Data entries
::::::::::

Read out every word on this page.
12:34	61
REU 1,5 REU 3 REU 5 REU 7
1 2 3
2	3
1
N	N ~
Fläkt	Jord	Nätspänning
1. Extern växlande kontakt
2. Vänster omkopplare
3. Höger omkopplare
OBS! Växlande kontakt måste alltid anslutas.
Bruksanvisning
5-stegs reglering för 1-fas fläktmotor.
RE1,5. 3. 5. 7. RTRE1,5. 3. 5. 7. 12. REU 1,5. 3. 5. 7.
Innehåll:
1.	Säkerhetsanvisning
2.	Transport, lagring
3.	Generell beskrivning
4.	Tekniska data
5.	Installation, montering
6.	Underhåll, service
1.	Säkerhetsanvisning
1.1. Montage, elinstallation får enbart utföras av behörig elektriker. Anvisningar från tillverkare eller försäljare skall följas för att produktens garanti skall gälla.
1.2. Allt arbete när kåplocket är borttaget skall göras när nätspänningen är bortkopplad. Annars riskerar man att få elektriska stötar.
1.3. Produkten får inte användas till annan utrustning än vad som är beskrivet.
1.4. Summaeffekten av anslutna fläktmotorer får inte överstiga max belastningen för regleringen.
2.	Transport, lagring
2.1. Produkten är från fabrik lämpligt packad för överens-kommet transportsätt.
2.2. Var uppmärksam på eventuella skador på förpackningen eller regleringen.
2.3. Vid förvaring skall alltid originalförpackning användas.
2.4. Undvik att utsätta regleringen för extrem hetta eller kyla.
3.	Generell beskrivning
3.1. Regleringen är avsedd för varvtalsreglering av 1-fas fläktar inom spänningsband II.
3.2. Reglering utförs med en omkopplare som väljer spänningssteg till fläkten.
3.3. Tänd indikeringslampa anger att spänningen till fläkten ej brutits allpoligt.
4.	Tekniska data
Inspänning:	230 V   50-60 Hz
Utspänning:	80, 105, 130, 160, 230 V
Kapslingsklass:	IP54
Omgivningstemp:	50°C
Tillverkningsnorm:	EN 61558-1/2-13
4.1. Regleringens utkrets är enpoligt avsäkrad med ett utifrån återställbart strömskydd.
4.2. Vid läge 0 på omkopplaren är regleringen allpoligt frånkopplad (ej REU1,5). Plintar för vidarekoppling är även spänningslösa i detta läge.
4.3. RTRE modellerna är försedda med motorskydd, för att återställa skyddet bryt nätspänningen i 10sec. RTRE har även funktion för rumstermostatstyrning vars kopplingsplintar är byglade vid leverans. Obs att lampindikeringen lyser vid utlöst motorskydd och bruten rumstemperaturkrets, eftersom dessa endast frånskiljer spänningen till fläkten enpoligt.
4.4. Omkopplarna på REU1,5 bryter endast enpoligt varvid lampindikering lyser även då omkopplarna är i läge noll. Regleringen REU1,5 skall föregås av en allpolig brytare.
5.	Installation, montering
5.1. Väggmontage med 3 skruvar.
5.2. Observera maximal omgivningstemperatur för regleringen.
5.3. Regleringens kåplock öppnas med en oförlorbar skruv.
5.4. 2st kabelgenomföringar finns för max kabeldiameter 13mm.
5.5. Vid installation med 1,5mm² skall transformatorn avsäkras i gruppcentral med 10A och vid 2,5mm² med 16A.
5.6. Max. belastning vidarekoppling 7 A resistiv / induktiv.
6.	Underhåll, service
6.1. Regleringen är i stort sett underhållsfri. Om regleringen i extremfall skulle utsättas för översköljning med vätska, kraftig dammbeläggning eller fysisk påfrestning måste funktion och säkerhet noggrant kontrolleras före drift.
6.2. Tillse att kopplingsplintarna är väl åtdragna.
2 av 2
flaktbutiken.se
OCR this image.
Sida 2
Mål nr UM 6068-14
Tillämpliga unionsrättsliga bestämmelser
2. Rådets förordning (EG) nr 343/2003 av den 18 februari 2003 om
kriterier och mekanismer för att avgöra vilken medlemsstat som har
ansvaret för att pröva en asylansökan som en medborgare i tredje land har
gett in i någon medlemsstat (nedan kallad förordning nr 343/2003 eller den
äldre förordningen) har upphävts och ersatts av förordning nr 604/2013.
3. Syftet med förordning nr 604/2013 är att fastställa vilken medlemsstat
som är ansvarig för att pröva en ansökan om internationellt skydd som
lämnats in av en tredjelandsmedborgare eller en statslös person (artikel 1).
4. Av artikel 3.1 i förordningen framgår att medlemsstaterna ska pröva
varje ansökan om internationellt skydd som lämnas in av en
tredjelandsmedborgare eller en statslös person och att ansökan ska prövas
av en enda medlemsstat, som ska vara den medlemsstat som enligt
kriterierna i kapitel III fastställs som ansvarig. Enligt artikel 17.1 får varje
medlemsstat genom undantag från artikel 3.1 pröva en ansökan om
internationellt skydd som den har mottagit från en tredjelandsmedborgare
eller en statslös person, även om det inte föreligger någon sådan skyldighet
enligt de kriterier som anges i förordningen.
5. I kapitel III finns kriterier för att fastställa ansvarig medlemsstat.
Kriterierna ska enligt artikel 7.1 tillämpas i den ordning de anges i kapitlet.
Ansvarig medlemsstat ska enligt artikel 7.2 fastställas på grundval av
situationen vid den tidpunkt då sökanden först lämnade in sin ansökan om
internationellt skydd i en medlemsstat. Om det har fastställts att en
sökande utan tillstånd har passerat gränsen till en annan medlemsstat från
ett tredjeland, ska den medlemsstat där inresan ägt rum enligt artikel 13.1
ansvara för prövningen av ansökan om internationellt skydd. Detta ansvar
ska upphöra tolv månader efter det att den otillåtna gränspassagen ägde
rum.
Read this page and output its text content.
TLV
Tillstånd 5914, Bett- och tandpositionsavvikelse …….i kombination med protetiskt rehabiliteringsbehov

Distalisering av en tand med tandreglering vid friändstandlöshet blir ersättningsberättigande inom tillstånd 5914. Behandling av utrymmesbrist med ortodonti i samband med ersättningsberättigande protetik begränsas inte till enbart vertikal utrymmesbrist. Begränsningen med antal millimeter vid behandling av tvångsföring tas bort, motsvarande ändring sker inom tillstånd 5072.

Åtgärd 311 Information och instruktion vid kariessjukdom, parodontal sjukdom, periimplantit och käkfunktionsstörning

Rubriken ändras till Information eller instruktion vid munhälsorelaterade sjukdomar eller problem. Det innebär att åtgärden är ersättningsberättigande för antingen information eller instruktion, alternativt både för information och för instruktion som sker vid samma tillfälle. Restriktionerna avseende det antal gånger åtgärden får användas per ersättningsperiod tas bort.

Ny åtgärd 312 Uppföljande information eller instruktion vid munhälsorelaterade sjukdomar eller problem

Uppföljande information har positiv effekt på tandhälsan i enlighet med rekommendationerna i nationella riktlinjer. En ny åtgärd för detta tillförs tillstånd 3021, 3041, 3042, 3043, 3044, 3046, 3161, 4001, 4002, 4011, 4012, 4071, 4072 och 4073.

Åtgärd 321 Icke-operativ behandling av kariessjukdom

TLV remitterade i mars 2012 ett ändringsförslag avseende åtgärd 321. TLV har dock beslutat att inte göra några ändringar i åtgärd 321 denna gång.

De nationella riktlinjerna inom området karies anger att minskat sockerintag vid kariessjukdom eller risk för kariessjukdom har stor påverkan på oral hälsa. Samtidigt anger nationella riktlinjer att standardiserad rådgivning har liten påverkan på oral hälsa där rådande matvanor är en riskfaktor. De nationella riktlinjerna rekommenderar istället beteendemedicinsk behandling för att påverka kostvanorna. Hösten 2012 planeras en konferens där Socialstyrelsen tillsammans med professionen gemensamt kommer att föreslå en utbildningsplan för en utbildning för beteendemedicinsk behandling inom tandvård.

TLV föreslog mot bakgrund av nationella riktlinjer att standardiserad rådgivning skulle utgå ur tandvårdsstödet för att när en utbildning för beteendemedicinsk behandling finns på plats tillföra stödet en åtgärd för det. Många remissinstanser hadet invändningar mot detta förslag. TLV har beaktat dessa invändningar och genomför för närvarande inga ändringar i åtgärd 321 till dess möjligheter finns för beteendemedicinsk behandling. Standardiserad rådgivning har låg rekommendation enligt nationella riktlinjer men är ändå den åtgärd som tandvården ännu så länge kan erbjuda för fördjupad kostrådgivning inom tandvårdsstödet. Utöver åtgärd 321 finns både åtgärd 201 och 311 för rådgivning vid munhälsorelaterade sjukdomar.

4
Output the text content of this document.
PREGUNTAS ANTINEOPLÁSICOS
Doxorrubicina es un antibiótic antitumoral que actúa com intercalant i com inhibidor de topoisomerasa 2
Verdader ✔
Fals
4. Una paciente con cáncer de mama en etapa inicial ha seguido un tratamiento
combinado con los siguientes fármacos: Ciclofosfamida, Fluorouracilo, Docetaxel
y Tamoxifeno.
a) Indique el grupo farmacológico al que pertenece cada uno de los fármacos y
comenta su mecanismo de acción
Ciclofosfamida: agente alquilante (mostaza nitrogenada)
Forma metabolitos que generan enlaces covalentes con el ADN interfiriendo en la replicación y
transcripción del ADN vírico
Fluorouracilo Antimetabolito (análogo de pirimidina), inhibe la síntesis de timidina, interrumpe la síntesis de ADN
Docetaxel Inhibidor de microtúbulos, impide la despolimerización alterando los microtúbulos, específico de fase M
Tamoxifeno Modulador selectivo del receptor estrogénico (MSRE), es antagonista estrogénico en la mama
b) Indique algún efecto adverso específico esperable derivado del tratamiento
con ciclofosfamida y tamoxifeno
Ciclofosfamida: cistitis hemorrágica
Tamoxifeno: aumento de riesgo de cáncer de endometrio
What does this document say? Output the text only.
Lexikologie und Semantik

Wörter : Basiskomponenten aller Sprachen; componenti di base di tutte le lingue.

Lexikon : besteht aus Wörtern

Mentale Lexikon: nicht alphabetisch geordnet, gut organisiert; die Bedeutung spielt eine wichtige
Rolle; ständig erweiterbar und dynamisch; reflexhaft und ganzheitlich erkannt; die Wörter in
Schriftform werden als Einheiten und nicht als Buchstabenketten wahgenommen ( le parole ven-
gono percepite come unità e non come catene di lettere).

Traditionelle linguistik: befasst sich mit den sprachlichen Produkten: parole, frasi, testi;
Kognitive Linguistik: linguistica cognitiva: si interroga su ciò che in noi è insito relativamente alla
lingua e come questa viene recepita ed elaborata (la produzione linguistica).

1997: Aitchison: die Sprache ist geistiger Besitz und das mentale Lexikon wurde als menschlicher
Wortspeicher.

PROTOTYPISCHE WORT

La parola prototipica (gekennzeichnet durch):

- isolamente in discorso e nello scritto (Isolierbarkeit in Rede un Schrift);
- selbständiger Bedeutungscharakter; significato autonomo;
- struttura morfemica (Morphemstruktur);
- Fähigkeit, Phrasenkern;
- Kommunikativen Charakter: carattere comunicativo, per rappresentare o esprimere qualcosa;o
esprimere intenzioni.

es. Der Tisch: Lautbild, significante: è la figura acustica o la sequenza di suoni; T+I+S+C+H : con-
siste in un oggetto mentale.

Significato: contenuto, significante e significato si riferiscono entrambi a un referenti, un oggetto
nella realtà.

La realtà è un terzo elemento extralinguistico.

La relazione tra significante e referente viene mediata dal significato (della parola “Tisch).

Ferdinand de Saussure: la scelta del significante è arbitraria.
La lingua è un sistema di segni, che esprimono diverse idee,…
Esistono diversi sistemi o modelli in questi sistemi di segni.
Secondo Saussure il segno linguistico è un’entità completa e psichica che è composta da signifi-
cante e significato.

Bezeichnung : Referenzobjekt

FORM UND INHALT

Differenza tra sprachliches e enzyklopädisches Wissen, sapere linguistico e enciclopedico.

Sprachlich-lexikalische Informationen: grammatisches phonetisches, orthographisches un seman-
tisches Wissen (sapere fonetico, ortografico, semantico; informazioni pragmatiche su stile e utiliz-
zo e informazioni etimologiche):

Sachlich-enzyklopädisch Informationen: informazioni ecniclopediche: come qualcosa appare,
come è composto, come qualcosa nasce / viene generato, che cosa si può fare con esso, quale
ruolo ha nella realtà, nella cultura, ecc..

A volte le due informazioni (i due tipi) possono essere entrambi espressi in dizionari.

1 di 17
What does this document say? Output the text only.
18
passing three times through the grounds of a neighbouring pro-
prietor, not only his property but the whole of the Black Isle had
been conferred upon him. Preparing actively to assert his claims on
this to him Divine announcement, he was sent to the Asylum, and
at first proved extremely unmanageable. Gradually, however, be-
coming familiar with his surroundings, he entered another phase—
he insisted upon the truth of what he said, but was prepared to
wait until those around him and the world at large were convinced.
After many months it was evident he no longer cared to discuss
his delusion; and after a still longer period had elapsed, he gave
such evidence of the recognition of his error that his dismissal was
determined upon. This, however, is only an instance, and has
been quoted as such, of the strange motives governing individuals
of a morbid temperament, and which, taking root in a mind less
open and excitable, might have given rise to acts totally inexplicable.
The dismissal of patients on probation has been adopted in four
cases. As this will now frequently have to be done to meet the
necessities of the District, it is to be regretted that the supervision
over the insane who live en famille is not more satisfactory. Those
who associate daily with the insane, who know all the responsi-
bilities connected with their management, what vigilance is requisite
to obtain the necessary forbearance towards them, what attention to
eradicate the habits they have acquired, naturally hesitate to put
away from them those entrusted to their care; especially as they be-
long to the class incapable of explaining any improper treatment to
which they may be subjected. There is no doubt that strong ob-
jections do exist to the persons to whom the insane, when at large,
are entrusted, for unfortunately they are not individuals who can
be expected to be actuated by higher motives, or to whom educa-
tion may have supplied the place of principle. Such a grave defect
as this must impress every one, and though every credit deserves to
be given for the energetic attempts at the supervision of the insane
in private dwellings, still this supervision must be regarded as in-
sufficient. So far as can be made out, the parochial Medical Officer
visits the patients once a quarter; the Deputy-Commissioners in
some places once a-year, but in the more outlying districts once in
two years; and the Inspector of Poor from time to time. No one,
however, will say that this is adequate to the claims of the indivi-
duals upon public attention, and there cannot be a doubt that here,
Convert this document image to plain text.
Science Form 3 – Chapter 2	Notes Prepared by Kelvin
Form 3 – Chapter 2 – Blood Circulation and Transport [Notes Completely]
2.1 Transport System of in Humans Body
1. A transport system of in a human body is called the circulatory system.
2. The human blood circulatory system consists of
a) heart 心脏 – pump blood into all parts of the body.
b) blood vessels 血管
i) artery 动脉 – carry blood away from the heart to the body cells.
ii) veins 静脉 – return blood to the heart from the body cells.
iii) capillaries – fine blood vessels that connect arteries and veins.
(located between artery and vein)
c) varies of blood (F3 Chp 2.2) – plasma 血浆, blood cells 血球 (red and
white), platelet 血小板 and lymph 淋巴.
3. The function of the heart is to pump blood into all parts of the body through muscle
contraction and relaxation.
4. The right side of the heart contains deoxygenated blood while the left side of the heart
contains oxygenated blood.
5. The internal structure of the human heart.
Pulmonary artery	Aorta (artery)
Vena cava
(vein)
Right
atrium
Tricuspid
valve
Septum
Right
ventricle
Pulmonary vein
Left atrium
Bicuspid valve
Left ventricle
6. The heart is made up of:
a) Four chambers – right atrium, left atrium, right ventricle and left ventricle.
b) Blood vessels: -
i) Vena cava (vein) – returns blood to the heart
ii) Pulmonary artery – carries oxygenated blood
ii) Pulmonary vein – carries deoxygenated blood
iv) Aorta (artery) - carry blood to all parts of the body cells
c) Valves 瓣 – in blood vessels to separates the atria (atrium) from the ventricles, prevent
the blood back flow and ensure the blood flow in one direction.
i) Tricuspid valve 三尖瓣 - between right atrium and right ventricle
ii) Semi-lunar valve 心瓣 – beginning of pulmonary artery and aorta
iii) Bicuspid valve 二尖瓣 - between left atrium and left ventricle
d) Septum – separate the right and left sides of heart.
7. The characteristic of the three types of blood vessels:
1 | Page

::::::::::

EXERCISE BRIEF:
Pull each line containing "realtà" from the records.

RESULT:
nella realtà.
La realtà è un terzo elemento extralinguistico.
ruolo ha nella realtà, nella cultura, ecc..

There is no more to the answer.